● Data extracted from a collection
● ● ● ● ●
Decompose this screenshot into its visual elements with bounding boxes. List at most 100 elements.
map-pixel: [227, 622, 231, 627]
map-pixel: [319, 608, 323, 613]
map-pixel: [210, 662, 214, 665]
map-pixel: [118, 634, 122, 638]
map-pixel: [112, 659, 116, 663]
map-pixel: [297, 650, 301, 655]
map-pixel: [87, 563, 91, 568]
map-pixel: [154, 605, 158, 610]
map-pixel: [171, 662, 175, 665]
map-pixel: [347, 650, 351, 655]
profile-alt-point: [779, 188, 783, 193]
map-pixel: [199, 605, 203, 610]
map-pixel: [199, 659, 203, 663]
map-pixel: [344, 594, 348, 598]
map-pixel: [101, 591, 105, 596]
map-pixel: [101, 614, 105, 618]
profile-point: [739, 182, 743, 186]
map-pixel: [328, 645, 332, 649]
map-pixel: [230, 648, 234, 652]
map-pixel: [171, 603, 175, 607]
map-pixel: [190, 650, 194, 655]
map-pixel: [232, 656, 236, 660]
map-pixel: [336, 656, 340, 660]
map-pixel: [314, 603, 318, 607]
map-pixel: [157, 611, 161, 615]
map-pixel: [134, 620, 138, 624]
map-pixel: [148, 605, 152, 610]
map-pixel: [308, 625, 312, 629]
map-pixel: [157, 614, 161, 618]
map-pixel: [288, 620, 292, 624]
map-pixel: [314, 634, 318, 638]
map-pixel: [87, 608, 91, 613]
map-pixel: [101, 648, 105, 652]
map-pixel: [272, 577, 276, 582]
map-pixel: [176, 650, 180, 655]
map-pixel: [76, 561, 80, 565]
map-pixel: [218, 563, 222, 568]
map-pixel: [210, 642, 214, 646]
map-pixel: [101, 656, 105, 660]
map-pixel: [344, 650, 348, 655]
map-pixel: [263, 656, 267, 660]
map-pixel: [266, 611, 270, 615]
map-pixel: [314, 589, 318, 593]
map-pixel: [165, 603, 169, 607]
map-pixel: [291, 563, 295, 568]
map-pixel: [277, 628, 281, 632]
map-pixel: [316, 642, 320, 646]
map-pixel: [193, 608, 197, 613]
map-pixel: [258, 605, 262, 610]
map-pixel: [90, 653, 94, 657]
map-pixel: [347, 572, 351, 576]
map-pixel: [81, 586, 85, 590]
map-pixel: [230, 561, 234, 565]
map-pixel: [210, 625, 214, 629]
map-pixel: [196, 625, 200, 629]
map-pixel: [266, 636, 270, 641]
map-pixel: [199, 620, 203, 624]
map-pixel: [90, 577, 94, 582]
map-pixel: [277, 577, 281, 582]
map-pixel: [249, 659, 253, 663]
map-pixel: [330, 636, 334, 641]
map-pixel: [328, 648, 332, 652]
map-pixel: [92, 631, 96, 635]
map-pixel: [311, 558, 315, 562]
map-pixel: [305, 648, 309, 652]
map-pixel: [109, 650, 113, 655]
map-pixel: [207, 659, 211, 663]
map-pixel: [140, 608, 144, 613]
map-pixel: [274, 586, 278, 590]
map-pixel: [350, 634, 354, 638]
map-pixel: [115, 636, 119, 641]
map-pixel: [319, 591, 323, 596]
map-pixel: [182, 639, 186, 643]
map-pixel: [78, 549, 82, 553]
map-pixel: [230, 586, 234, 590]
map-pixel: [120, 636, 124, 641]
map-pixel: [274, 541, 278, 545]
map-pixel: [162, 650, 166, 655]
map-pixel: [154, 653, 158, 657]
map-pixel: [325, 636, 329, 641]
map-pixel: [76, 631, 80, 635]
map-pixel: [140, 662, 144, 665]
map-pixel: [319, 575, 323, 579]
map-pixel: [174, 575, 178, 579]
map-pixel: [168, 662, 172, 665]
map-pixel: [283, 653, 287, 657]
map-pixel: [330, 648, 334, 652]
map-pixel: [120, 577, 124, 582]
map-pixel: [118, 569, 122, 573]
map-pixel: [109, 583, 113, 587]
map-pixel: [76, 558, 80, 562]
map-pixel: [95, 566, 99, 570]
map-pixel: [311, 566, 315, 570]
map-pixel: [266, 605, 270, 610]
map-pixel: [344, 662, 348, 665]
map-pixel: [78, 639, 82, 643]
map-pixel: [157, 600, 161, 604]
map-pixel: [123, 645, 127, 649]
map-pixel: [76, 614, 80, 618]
● ● ● ● ●
● PROBLEM TO WORK ON
Transcribe every line of the listing above with no changes whatsoever.

● RESULT BELOW
Decompose this screenshot into its visual elements with bounding boxes. List at most 100 elements.
map-pixel: [227, 622, 231, 627]
map-pixel: [319, 608, 323, 613]
map-pixel: [210, 662, 214, 665]
map-pixel: [118, 634, 122, 638]
map-pixel: [112, 659, 116, 663]
map-pixel: [297, 650, 301, 655]
map-pixel: [87, 563, 91, 568]
map-pixel: [154, 605, 158, 610]
map-pixel: [171, 662, 175, 665]
map-pixel: [347, 650, 351, 655]
profile-alt-point: [779, 188, 783, 193]
map-pixel: [199, 605, 203, 610]
map-pixel: [199, 659, 203, 663]
map-pixel: [344, 594, 348, 598]
map-pixel: [101, 591, 105, 596]
map-pixel: [101, 614, 105, 618]
profile-point: [739, 182, 743, 186]
map-pixel: [328, 645, 332, 649]
map-pixel: [230, 648, 234, 652]
map-pixel: [171, 603, 175, 607]
map-pixel: [190, 650, 194, 655]
map-pixel: [232, 656, 236, 660]
map-pixel: [336, 656, 340, 660]
map-pixel: [314, 603, 318, 607]
map-pixel: [157, 611, 161, 615]
map-pixel: [134, 620, 138, 624]
map-pixel: [148, 605, 152, 610]
map-pixel: [308, 625, 312, 629]
map-pixel: [157, 614, 161, 618]
map-pixel: [288, 620, 292, 624]
map-pixel: [314, 634, 318, 638]
map-pixel: [87, 608, 91, 613]
map-pixel: [101, 648, 105, 652]
map-pixel: [272, 577, 276, 582]
map-pixel: [176, 650, 180, 655]
map-pixel: [76, 561, 80, 565]
map-pixel: [218, 563, 222, 568]
map-pixel: [210, 642, 214, 646]
map-pixel: [101, 656, 105, 660]
map-pixel: [344, 650, 348, 655]
map-pixel: [263, 656, 267, 660]
map-pixel: [266, 611, 270, 615]
map-pixel: [314, 589, 318, 593]
map-pixel: [165, 603, 169, 607]
map-pixel: [291, 563, 295, 568]
map-pixel: [277, 628, 281, 632]
map-pixel: [316, 642, 320, 646]
map-pixel: [193, 608, 197, 613]
map-pixel: [258, 605, 262, 610]
map-pixel: [90, 653, 94, 657]
map-pixel: [347, 572, 351, 576]
map-pixel: [81, 586, 85, 590]
map-pixel: [230, 561, 234, 565]
map-pixel: [210, 625, 214, 629]
map-pixel: [196, 625, 200, 629]
map-pixel: [266, 636, 270, 641]
map-pixel: [199, 620, 203, 624]
map-pixel: [90, 577, 94, 582]
map-pixel: [277, 577, 281, 582]
map-pixel: [249, 659, 253, 663]
map-pixel: [330, 636, 334, 641]
map-pixel: [328, 648, 332, 652]
map-pixel: [92, 631, 96, 635]
map-pixel: [311, 558, 315, 562]
map-pixel: [305, 648, 309, 652]
map-pixel: [109, 650, 113, 655]
map-pixel: [207, 659, 211, 663]
map-pixel: [140, 608, 144, 613]
map-pixel: [274, 586, 278, 590]
map-pixel: [350, 634, 354, 638]
map-pixel: [115, 636, 119, 641]
map-pixel: [319, 591, 323, 596]
map-pixel: [182, 639, 186, 643]
map-pixel: [78, 549, 82, 553]
map-pixel: [230, 586, 234, 590]
map-pixel: [120, 636, 124, 641]
map-pixel: [274, 541, 278, 545]
map-pixel: [162, 650, 166, 655]
map-pixel: [154, 653, 158, 657]
map-pixel: [325, 636, 329, 641]
map-pixel: [76, 631, 80, 635]
map-pixel: [140, 662, 144, 665]
map-pixel: [319, 575, 323, 579]
map-pixel: [174, 575, 178, 579]
map-pixel: [168, 662, 172, 665]
map-pixel: [283, 653, 287, 657]
map-pixel: [330, 648, 334, 652]
map-pixel: [120, 577, 124, 582]
map-pixel: [118, 569, 122, 573]
map-pixel: [109, 583, 113, 587]
map-pixel: [76, 558, 80, 562]
map-pixel: [95, 566, 99, 570]
map-pixel: [311, 566, 315, 570]
map-pixel: [266, 605, 270, 610]
map-pixel: [344, 662, 348, 665]
map-pixel: [78, 639, 82, 643]
map-pixel: [157, 600, 161, 604]
map-pixel: [123, 645, 127, 649]
map-pixel: [76, 614, 80, 618]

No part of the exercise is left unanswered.